- [Recorded information]
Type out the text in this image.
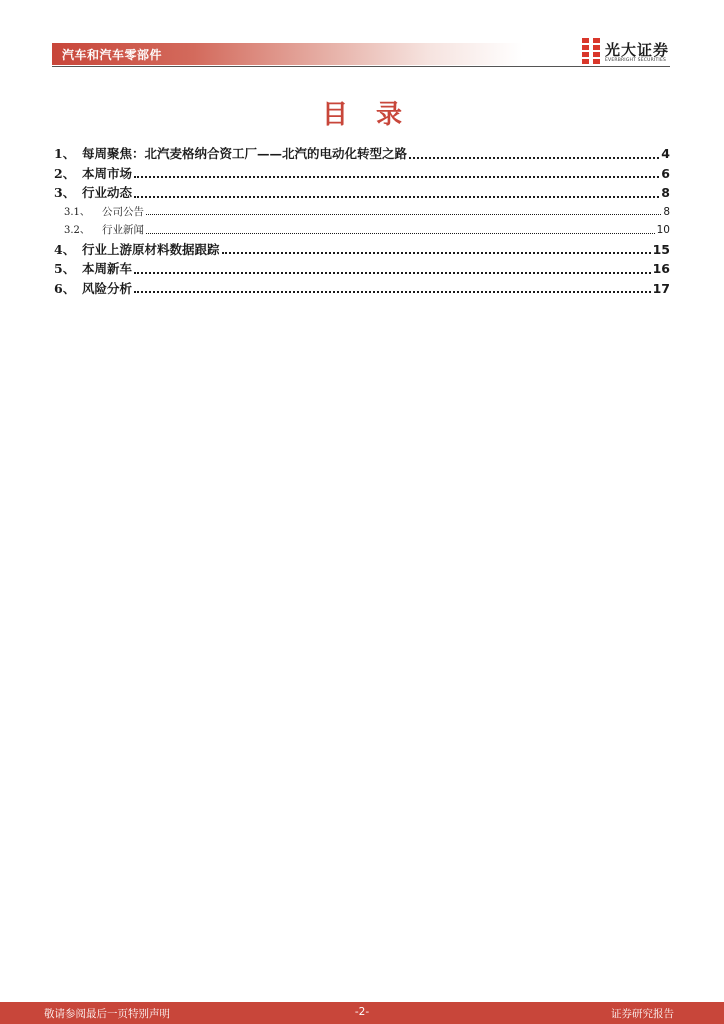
汽车和汽车零部件	光大证券
EVERBRIGHT SECURITIES
目录
1、 每周聚焦：北汽麦格纳合资工厂——北汽的电动化转型之路	4
2、 本周市场	6
3、 行业动态	8
3.1、	公司公告	8
3.2、	行业新闻	10
4、 行业上游原材料数据跟踪	15
5、 本周新车	16
6、 风险分析	17
-2-
敬请参阅最后一页特别声明	证券研究报告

- [Written exercise] Pictures stay out; reproduce every line of the records exactly.

- [Answer in full]
Type out the text in this image.
汽车和汽车零部件	光大证券
EVERBRIGHT SECURITIES
目录
1、 每周聚焦：北汽麦格纳合资工厂——北汽的电动化转型之路	4
2、 本周市场	6
3、 行业动态	8
3.1、	公司公告	8
3.2、	行业新闻	10
4、 行业上游原材料数据跟踪	15
5、 本周新车	16
6、 风险分析	17
-2-
敬请参阅最后一页特别声明	证券研究报告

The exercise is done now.